── ENTRIES ──

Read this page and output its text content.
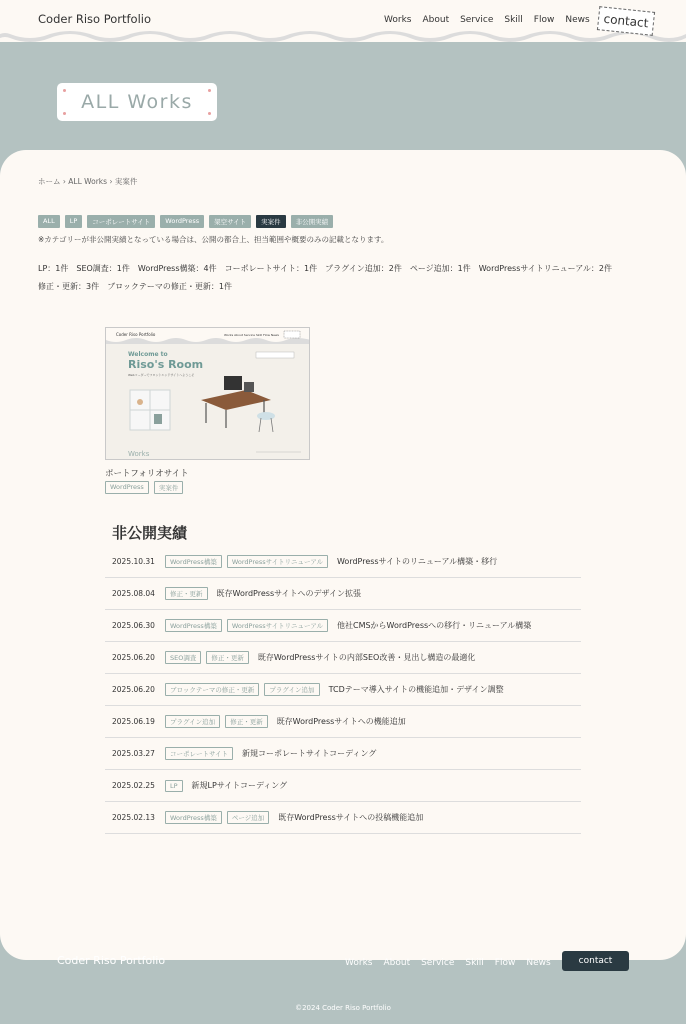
Coder Riso Portfolio	Works About Service Skill Flow News	contact
ALL Works
ホーム › ALL Works › 実案件
ALL	LP	コーポレートサイト	WordPress	架空サイト	実案件	非公開実績
※カテゴリーが非公開実績となっている場合は、公開の都合上、担当範囲や概要のみの記載となります。
LP：1件　SEO調査：1件　WordPress構築：4件　コーポレートサイト：1件　プラグイン追加：2件　ページ追加：1件　WordPressサイトリニューアル：2件
修正・更新：3件　ブロックテーマの修正・更新：1件
Coder Riso Portfolio	Works About Service Skill Flow News
Welcome to
Riso's Room
Webコーダーでフロントエンドサイトへようこそ
Works
ポートフォリオサイト
WordPress	実案件
非公開実績
2025.10.31	WordPress構築	WordPressサイトリニューアル	WordPressサイトのリニューアル構築・移行
2025.08.04	修正・更新	既存WordPressサイトへのデザイン拡張
2025.06.30	WordPress構築	WordPressサイトリニューアル	他社CMSからWordPressへの移行・リニューアル構築
2025.06.20	SEO調査	修正・更新	既存WordPressサイトの内部SEO改善・見出し構造の最適化
2025.06.20	ブロックテーマの修正・更新	プラグイン追加	TCDテーマ導入サイトの機能追加・デザイン調整
2025.06.19	プラグイン追加	修正・更新	既存WordPressサイトへの機能追加
2025.03.27	コーポレートサイト	新規コーポレートサイトコーディング
2025.02.25	LP	新規LPサイトコーディング
2025.02.13	WordPress構築	ページ追加	既存WordPressサイトへの投稿機能追加
Coder Riso Portfolio	Works About Service Skill Flow News	contact
©2024 Coder Riso Portfolio
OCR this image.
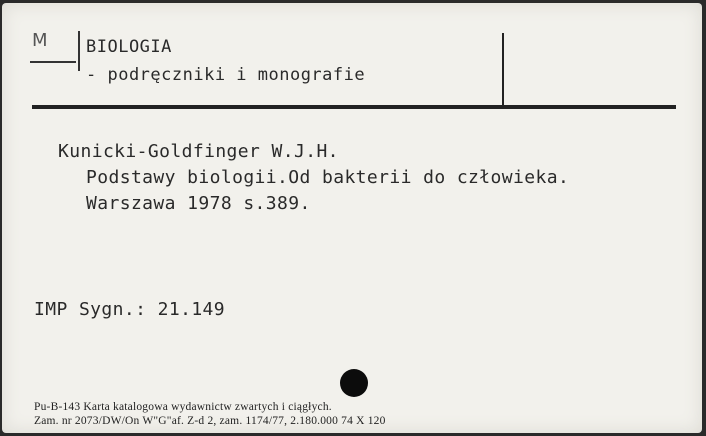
M	BIOLOGIA
- podręczniki i monografie
Kunicki-Goldfinger W.J.H.
Podstawy biologii.Od bakterii do człowieka.
Warszawa 1978 s.389.
IMP Sygn.: 21.149
Pu-B-143 Karta katalogowa wydawnictw zwartych i ciągłych.
Zam. nr 2073/DW/On W"G"af. Z-d 2, zam. 1174/77, 2.180.000 74 X 120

───

WHAT THE TASK ASKS: Begin with the line that contains "OCR this image." and copy every line through the end of the listing, exactly as written, both ends included. Pictures are not part of the copy.

REPLY:
OCR this image.
M	BIOLOGIA
- podręczniki i monografie
Kunicki-Goldfinger W.J.H.
Podstawy biologii.Od bakterii do człowieka.
Warszawa 1978 s.389.
IMP Sygn.: 21.149
Pu-B-143 Karta katalogowa wydawnictw zwartych i ciągłych.
Zam. nr 2073/DW/On W"G"af. Z-d 2, zam. 1174/77, 2.180.000 74 X 120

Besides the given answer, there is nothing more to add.